| CHALLENGE |
From the records below, print only the part that opens with the line containing "Transcribe this image's" and closes with the line containing "Serialize everything readable"; omit the pictures.

* Start DATASET RECORDS *

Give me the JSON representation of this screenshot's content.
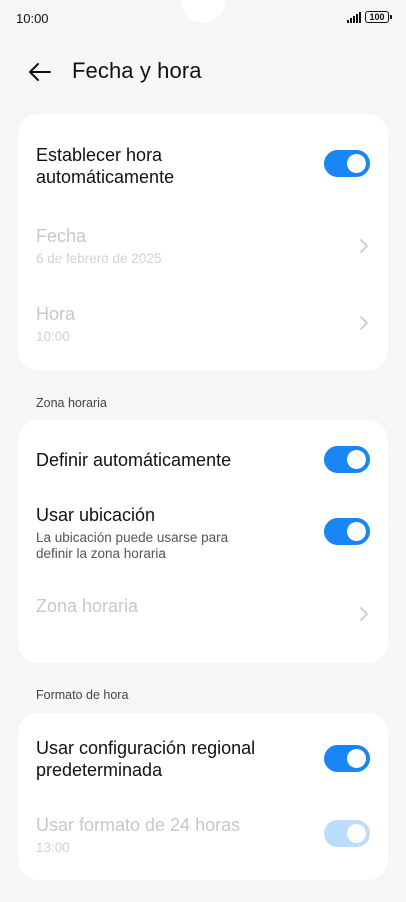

* End DATASET RECORDS *
* Start DATASET RECORDS *

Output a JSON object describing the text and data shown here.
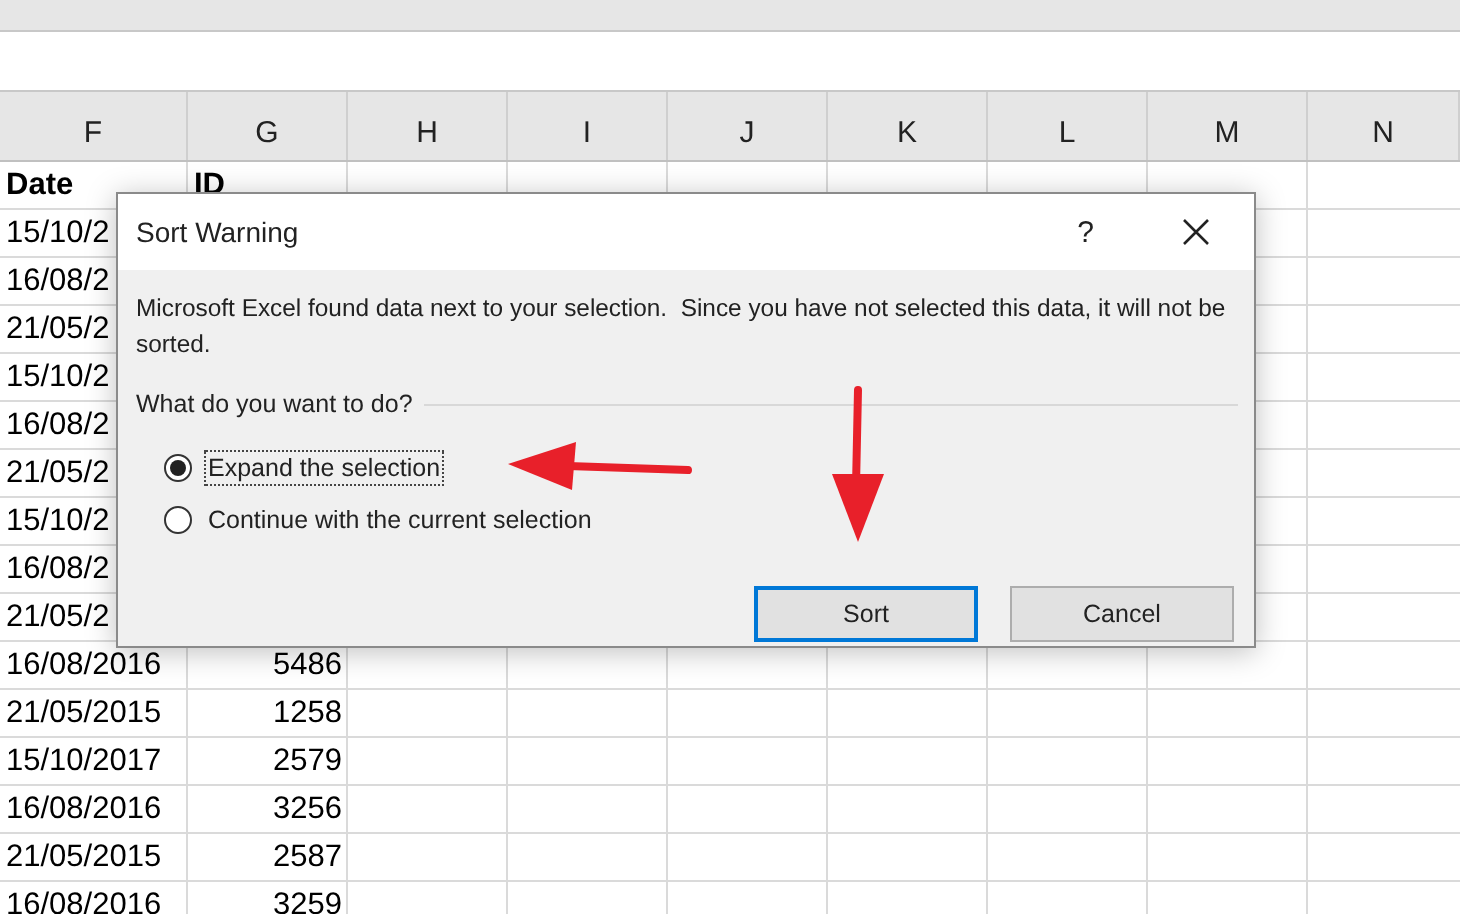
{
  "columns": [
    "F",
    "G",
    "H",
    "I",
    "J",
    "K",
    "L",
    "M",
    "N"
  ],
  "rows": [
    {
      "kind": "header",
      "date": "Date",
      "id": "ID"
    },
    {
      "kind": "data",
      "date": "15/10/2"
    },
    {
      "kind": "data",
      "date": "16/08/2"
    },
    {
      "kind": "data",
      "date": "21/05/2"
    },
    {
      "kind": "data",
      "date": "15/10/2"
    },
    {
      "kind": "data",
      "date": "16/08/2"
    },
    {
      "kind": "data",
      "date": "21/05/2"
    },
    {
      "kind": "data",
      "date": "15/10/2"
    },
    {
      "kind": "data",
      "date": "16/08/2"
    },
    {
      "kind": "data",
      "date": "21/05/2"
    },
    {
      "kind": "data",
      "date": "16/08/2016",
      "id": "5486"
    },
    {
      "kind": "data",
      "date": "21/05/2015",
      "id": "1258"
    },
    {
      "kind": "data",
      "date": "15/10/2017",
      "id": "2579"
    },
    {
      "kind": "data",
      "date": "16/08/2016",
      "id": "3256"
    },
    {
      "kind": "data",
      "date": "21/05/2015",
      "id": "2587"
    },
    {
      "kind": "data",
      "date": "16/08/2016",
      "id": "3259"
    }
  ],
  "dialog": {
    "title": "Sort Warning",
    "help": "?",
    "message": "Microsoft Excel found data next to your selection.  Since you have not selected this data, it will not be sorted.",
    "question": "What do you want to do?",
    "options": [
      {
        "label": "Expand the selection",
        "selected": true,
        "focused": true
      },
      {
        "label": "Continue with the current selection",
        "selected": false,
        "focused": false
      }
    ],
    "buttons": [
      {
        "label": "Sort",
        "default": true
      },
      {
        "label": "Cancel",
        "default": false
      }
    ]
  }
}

* End DATASET RECORDS *
* Start DATASET RECORDS *

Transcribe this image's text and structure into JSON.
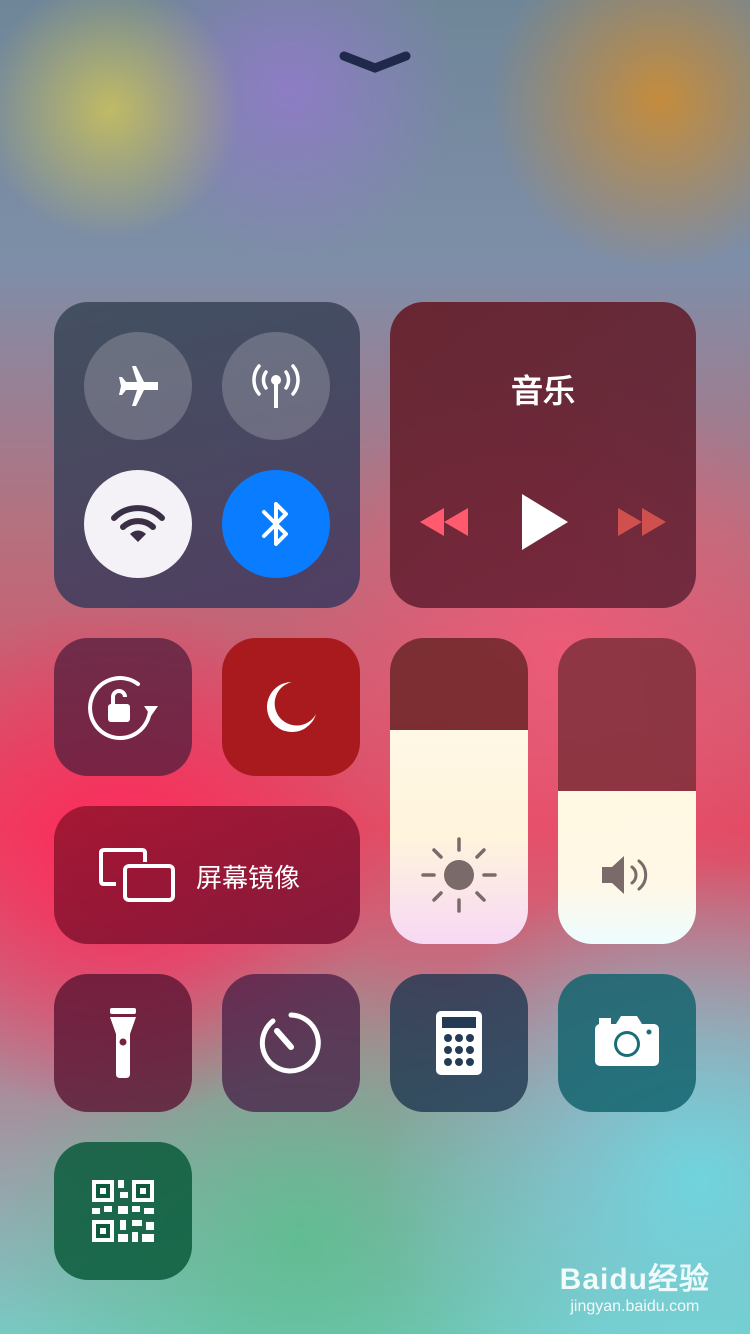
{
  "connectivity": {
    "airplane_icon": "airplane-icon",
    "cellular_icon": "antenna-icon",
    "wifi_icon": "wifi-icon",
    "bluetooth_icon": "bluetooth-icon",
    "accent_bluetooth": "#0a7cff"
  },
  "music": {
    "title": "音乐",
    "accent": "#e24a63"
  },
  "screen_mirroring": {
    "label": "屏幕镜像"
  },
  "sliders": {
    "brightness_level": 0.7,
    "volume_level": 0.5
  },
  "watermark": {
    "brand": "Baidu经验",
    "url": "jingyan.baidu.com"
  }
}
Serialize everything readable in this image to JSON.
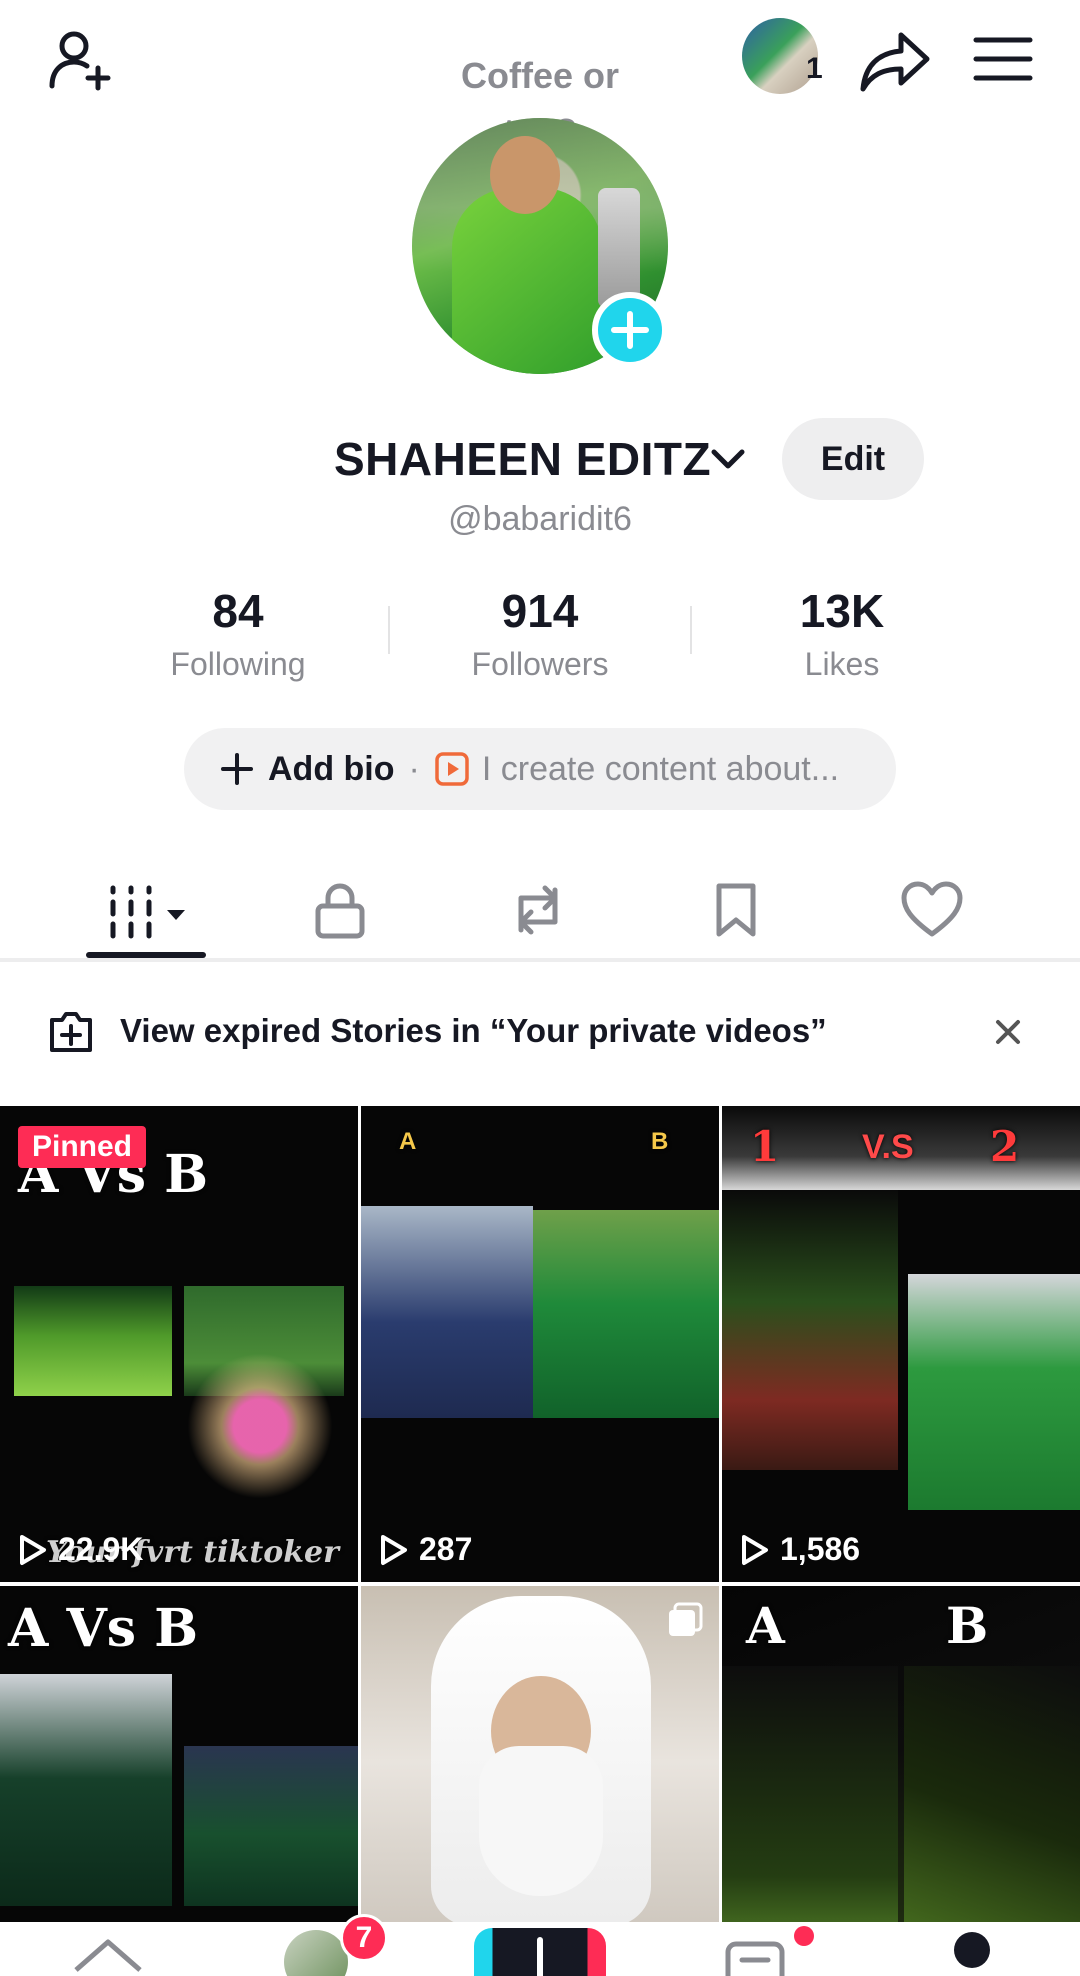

* End DATASET RECORDS *

| EXERCISE SOLUTION |
Transcribe this image's text and structure into JSON.
{
  "connectivity": {
    "airplane_icon": "airplane-icon",
    "cellular_icon": "antenna-icon",
    "wifi_icon": "wifi-icon",
    "bluetooth_icon": "bluetooth-icon",
    "accent_bluetooth": "#0a7cff"
  },
  "music": {
    "title": "音乐",
    "accent": "#e24a63"
  },
  "screen_mirroring": {
    "label": "屏幕镜像"
  },
  "sliders": {
    "brightness_level": 0.7,
    "volume_level": 0.5
  },
  "watermark": {
    "brand": "Baidu经验",
    "url": "jingyan.baidu.com"
  }
}
Serialize everything readable in this image to JSON.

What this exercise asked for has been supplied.